◆ **Problem description**
Say how many lines of these entries include the word "JSON", and answer with the number alone.

[Figure content listings]
· · · · · · ·
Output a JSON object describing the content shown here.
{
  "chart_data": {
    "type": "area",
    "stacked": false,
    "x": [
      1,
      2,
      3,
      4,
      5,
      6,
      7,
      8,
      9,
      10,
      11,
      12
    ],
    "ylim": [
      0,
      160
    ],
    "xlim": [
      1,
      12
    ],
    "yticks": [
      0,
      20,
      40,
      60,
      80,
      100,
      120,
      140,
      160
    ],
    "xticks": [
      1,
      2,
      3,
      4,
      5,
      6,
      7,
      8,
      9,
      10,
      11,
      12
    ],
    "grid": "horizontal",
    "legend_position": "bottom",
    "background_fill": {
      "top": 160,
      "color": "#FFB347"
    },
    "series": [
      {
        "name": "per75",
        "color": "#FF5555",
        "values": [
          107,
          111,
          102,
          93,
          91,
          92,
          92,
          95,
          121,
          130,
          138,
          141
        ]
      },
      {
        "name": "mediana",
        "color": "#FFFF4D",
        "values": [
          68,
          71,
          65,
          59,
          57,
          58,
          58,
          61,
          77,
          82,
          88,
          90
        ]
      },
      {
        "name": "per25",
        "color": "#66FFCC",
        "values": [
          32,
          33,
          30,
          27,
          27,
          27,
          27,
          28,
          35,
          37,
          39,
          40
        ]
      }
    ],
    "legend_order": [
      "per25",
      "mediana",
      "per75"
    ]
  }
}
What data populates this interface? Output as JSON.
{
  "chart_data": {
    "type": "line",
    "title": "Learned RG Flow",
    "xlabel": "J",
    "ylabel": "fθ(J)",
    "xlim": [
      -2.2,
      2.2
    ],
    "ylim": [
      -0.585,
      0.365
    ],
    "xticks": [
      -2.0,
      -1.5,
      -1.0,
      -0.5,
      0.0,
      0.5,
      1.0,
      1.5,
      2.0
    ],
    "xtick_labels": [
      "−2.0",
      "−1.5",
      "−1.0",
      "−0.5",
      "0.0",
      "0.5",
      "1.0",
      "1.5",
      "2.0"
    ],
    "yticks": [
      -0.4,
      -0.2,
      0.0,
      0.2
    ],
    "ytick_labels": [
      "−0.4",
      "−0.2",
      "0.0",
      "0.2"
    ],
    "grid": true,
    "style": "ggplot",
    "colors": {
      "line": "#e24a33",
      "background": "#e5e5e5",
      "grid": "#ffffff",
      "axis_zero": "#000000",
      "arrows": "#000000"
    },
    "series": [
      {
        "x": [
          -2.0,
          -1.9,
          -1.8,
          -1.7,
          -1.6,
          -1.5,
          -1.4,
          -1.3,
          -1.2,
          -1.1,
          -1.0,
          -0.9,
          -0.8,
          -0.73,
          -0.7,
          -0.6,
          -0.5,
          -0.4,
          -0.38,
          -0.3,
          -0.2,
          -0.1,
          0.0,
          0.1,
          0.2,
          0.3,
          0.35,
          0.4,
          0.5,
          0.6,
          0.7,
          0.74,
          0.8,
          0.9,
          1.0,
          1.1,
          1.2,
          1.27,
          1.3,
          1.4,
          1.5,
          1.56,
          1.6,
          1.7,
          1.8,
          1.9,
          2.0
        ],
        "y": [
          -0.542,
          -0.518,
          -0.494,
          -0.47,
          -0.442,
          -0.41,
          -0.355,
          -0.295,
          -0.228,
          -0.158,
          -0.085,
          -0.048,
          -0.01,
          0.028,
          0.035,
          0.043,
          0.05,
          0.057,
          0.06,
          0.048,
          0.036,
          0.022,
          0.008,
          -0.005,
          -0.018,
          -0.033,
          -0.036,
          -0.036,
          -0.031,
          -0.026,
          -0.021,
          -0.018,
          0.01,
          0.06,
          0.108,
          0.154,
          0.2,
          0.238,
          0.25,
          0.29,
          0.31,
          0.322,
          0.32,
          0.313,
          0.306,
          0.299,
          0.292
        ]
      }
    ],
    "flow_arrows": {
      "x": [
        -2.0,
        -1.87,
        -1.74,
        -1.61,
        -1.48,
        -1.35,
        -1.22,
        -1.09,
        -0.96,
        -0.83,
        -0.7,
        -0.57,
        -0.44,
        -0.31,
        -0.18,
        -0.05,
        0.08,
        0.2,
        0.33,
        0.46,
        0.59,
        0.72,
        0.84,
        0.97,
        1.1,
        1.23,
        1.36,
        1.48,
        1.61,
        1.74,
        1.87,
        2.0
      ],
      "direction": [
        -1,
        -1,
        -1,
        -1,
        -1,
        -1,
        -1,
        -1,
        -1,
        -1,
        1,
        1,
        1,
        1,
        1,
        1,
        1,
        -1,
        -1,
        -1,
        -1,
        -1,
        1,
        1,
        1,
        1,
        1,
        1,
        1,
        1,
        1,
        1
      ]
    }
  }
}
· · · · · · ·
◆ **Answer in full**
2